*Material for this task*:
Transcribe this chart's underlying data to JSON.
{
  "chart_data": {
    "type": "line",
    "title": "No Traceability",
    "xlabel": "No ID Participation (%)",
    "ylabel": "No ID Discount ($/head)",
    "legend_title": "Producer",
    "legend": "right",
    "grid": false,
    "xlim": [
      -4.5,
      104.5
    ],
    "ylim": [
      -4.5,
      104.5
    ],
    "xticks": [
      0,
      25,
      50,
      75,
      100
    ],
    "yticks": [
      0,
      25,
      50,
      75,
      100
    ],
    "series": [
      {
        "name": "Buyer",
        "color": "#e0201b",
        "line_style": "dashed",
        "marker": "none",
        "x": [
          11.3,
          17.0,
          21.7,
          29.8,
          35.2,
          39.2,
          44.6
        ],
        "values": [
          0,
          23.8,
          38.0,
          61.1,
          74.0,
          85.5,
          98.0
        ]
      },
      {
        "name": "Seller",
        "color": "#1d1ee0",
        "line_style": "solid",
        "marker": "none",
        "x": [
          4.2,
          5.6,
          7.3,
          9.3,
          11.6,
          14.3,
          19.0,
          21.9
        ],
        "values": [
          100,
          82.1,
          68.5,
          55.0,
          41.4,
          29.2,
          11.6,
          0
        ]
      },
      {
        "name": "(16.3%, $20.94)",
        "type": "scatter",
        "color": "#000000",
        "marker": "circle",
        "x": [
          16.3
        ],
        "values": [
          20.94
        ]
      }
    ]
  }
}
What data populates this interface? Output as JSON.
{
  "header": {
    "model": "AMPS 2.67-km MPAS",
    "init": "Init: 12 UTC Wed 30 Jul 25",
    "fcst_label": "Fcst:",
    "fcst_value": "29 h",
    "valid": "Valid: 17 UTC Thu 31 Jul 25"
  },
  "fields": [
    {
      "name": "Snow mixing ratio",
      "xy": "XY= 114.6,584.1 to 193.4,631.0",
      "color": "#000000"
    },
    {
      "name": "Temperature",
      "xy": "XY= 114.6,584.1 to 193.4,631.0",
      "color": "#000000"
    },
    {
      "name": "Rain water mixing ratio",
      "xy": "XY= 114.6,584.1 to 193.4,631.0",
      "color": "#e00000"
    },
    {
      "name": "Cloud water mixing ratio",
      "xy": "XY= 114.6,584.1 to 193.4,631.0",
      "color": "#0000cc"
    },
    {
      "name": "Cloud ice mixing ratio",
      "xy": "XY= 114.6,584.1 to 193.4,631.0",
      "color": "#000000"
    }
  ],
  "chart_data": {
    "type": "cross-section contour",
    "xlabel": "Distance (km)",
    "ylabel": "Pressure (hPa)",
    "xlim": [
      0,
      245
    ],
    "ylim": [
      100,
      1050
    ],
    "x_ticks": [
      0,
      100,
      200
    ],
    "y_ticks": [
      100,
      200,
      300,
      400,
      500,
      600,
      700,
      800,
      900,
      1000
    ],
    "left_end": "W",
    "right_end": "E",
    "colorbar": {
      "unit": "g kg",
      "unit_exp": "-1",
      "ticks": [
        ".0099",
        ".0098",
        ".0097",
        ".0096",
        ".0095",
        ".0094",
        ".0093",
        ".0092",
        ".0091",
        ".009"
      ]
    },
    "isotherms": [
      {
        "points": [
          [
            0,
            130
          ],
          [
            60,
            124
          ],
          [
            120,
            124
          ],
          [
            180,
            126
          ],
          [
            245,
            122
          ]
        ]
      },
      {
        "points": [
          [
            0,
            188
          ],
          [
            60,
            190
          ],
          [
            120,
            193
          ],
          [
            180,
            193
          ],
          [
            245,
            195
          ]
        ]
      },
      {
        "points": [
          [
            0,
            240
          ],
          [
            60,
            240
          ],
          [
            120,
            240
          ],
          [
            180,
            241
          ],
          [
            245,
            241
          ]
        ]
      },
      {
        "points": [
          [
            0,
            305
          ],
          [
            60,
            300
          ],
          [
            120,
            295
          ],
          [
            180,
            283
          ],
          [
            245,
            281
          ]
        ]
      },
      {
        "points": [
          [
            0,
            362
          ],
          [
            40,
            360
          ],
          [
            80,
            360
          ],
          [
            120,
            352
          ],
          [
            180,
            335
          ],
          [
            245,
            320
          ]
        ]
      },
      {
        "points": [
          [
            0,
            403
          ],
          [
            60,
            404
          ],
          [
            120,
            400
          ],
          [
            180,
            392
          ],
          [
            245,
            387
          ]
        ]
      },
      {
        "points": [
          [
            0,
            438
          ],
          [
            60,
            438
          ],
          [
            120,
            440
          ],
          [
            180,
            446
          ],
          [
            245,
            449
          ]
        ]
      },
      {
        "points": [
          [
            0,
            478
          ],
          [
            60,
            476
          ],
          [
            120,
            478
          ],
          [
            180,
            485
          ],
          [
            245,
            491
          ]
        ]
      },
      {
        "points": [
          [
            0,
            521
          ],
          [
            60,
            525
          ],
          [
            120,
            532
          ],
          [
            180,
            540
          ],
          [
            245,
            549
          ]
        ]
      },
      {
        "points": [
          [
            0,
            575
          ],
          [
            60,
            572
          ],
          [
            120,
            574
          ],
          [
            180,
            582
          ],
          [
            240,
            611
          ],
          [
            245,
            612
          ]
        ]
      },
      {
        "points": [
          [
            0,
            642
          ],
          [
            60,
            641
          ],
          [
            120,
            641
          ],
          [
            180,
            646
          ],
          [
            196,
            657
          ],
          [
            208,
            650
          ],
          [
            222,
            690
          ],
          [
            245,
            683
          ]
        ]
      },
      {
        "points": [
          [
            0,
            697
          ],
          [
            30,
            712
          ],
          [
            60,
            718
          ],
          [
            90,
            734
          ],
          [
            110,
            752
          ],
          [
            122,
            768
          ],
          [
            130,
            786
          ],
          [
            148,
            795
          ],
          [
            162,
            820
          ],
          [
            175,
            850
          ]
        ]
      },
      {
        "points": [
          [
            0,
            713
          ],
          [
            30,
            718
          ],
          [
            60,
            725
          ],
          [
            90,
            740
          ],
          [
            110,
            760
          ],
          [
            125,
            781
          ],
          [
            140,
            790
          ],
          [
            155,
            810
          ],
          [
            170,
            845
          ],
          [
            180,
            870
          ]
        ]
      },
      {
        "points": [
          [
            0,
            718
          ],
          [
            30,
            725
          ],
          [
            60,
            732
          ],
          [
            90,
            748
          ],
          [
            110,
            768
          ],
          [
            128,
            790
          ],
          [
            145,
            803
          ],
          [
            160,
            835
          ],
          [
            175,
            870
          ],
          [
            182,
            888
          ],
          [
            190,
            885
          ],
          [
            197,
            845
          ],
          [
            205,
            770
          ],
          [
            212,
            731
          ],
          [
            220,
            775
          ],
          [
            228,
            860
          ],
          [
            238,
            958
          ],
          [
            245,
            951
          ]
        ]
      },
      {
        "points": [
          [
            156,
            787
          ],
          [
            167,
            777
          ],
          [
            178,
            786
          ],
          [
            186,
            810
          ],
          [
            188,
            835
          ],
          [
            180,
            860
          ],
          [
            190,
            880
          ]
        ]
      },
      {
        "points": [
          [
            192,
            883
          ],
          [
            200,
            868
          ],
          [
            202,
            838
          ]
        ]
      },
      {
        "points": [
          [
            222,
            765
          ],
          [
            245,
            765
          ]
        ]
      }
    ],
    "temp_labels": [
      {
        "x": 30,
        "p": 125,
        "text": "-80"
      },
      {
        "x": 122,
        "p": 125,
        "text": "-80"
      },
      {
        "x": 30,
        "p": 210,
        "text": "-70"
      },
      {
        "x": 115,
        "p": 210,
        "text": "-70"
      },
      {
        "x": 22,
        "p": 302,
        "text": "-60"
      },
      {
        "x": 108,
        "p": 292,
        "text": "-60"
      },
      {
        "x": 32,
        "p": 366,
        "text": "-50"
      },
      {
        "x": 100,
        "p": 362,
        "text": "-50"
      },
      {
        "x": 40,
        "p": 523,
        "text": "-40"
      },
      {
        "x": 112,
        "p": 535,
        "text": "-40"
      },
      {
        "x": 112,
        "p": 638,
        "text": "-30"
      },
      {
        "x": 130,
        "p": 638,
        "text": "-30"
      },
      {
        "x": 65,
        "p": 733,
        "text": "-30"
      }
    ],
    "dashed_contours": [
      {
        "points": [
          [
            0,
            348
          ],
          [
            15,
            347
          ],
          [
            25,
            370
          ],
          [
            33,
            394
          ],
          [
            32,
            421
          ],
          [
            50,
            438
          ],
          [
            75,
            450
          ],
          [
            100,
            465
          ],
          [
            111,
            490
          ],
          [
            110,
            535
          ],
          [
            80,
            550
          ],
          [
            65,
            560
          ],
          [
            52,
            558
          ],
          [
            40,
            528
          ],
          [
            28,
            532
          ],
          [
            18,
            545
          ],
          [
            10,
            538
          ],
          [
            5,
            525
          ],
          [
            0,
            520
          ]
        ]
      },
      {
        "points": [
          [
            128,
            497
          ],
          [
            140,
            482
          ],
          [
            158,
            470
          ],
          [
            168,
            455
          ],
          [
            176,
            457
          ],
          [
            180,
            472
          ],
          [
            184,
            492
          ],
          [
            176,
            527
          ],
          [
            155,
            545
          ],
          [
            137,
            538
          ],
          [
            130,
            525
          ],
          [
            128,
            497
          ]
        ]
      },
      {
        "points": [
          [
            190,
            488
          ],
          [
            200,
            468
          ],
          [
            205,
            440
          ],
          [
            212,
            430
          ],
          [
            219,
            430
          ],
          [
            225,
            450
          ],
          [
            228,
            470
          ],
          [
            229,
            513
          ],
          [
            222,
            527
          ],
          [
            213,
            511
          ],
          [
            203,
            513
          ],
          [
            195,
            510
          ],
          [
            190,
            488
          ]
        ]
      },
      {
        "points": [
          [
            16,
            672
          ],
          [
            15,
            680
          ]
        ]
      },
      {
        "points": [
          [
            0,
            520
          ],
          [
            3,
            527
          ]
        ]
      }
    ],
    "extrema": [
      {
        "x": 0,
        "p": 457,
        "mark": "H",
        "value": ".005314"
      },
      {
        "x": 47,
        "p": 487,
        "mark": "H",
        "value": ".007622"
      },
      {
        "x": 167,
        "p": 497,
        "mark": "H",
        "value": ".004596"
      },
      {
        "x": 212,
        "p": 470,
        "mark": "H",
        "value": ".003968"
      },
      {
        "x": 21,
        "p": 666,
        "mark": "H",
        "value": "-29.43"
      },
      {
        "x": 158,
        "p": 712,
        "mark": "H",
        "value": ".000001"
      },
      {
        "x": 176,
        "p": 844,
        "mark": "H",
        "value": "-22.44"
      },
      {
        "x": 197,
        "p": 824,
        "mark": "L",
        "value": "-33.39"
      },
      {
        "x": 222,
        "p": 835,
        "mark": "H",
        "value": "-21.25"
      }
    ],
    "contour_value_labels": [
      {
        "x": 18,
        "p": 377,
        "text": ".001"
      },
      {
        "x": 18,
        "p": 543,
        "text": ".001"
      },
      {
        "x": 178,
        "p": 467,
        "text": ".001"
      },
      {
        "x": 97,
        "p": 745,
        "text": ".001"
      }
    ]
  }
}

*Your goal*: Determine how many lines of the listing above hold the word "water". Report that number without anything else.

*The output*: 2